» EXERCISE REQUIREMENTS
Output the entries verbatim, including every line.

» RECORDED DATA
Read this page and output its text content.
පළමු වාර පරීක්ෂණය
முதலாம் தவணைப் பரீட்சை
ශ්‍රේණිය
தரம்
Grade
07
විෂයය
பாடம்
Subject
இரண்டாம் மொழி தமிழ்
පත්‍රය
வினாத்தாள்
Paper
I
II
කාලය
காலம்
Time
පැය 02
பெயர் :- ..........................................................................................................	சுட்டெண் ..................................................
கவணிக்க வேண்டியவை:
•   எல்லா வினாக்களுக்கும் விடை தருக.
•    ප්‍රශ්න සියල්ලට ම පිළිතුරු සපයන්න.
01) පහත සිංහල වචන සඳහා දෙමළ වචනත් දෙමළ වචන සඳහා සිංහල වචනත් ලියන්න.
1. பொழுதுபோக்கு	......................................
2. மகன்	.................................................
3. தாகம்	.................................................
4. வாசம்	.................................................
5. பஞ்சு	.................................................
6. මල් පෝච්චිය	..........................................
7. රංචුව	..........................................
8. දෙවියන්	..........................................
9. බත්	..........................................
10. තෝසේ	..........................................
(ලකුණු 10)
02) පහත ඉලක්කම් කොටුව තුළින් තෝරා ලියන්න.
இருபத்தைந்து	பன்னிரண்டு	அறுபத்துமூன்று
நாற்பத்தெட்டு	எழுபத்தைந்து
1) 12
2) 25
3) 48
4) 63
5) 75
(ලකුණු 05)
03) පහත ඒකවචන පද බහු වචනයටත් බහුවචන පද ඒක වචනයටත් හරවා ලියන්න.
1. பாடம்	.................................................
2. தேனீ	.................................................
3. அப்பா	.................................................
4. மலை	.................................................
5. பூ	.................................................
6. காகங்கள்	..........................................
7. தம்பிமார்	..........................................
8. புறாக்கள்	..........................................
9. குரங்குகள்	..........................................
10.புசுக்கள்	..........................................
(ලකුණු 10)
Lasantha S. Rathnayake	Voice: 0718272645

» ANSWER BELOW
Read this page and output its text content.
පළමු වාර පරීක්ෂණය
முதலாம் தவணைப் பரீட்சை
ශ්‍රේණිය
தரம்
Grade
07
විෂයය
பாடம்
Subject
இரண்டாம் மொழி தமிழ்
පත්‍රය
வினாத்தாள்
Paper
I
II
කාලය
காலம்
Time
පැය 02
பெயர் :- ..........................................................................................................	சுட்டெண் ..................................................
கவணிக்க வேண்டியவை:
•   எல்லா வினாக்களுக்கும் விடை தருக.
•    ප්‍රශ්න සියල්ලට ම පිළිතුරු සපයන්න.
01) පහත සිංහල වචන සඳහා දෙමළ වචනත් දෙමළ වචන සඳහා සිංහල වචනත් ලියන්න.
1. பொழுதுபோக்கு	......................................
2. மகன்	.................................................
3. தாகம்	.................................................
4. வாசம்	.................................................
5. பஞ்சு	.................................................
6. මල් පෝච්චිය	..........................................
7. රංචුව	..........................................
8. දෙවියන්	..........................................
9. බත්	..........................................
10. තෝසේ	..........................................
(ලකුණු 10)
02) පහත ඉලක්කම් කොටුව තුළින් තෝරා ලියන්න.
இருபத்தைந்து	பன்னிரண்டு	அறுபத்துமூன்று
நாற்பத்தெட்டு	எழுபத்தைந்து
1) 12
2) 25
3) 48
4) 63
5) 75
(ලකුණු 05)
03) පහත ඒකවචන පද බහු වචනයටත් බහුවචන පද ඒක වචනයටත් හරවා ලියන්න.
1. பாடம்	.................................................
2. தேனீ	.................................................
3. அப்பா	.................................................
4. மலை	.................................................
5. பூ	.................................................
6. காகங்கள்	..........................................
7. தம்பிமார்	..........................................
8. புறாக்கள்	..........................................
9. குரங்குகள்	..........................................
10.புசுக்கள்	..........................................
(ලකුණු 10)
Lasantha S. Rathnayake	Voice: 0718272645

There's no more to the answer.